> **TASK GOAL**: Copy all lines of the listing that include the string "with".

——

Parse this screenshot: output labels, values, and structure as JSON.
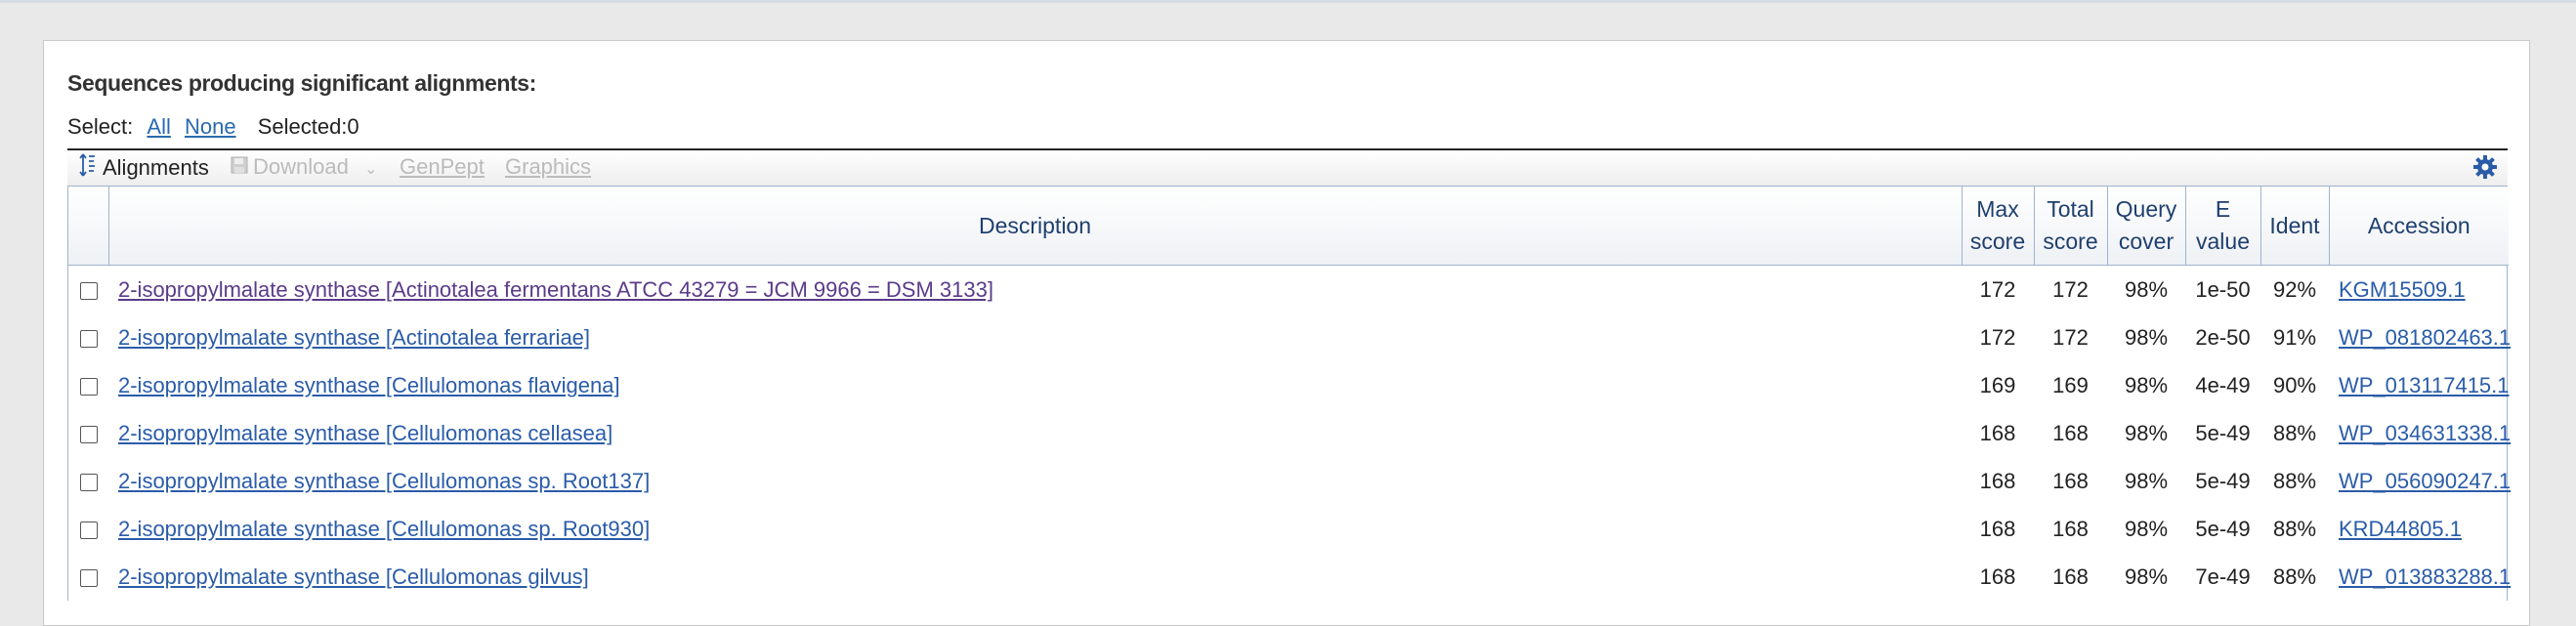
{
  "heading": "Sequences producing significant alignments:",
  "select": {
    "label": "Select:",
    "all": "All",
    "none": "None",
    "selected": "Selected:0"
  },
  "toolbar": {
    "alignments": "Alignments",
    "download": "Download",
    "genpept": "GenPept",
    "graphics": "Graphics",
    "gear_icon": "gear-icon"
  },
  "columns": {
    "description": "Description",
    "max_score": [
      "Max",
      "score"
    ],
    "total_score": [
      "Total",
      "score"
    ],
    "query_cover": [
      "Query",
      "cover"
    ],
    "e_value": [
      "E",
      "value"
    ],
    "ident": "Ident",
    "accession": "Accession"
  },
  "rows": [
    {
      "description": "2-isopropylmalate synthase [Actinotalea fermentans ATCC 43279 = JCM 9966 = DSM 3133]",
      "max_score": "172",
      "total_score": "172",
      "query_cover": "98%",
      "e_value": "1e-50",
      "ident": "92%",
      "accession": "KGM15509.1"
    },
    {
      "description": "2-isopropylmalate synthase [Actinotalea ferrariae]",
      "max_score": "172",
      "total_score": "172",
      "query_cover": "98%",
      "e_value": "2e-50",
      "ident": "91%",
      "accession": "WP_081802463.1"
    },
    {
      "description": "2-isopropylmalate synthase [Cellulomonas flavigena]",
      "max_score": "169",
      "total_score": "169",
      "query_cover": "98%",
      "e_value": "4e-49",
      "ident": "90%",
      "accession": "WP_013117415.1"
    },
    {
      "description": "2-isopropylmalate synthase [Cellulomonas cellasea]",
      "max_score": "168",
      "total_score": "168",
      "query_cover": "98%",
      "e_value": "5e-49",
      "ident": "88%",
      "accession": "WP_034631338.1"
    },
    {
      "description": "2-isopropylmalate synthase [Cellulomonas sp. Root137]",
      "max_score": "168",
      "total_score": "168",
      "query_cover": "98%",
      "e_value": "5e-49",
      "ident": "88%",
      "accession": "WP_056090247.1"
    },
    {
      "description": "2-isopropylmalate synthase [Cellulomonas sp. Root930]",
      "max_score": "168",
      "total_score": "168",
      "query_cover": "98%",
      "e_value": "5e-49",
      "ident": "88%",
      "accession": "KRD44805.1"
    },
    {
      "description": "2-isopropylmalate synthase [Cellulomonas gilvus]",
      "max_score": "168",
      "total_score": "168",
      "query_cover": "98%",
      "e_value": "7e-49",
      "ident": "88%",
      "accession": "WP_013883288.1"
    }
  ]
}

——

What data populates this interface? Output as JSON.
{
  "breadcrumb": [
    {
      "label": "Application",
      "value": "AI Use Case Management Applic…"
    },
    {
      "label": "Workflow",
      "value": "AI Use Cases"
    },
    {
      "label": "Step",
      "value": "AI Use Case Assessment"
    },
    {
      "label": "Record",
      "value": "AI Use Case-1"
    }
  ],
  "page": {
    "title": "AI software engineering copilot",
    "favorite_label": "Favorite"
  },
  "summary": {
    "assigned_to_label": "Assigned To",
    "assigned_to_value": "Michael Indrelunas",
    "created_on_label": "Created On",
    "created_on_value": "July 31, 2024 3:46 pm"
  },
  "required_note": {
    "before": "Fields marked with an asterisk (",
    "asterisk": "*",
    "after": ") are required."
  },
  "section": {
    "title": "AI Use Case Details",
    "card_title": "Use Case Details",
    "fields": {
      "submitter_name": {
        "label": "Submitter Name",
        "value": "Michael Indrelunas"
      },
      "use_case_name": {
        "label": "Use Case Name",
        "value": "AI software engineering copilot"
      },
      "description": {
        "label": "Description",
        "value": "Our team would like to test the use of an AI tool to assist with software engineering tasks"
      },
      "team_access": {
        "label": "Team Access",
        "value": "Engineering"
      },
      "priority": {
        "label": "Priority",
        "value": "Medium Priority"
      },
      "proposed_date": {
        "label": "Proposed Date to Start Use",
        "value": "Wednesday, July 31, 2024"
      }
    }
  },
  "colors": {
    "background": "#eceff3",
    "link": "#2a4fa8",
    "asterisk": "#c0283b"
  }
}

——

> **WRITTEN SOLUTION**:
    "before": "Fields marked with an asterisk (",
        "value": "Our team would like to test the use of an AI tool to assist with software engineering tasks"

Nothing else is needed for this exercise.